* **Exercise description**: Determine the number of lines holding the word "حيدر"; answer with that number only.

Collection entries

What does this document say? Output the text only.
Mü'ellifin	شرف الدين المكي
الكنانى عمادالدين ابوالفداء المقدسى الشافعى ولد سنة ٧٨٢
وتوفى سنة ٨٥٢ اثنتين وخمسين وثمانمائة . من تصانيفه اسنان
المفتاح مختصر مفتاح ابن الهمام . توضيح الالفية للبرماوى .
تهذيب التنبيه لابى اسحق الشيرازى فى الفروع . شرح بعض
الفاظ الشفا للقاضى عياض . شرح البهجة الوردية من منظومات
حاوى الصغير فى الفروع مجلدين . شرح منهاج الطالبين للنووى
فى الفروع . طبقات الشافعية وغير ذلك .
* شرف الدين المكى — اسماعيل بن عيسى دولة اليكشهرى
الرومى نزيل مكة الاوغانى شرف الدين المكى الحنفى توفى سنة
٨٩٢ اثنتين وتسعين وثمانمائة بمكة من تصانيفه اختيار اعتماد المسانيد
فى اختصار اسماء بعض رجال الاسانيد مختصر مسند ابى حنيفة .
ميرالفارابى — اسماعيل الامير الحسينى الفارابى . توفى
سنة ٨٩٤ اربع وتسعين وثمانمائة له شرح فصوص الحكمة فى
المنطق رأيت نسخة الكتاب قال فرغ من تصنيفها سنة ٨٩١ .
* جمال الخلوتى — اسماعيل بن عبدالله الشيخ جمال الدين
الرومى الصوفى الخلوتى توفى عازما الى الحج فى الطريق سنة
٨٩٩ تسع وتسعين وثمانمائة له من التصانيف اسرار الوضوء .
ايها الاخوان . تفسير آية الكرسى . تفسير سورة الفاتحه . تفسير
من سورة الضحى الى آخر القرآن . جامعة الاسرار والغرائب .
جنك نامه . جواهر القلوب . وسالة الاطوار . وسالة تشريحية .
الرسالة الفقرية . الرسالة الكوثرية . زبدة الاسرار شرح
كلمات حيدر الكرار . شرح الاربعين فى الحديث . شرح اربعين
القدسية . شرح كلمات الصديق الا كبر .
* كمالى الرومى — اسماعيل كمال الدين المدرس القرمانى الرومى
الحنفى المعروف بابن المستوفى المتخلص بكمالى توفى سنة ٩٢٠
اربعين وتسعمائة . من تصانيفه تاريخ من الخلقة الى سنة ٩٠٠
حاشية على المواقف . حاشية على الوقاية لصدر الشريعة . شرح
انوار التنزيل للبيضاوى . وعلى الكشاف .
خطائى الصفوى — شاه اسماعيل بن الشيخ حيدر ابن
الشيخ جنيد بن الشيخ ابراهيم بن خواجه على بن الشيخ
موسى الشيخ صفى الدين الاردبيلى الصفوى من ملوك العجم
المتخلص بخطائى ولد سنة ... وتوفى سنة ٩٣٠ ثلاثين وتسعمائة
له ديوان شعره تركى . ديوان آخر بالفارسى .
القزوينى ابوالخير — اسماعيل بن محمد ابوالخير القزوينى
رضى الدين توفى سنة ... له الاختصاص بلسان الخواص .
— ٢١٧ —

* **Answer for this exercise**: 2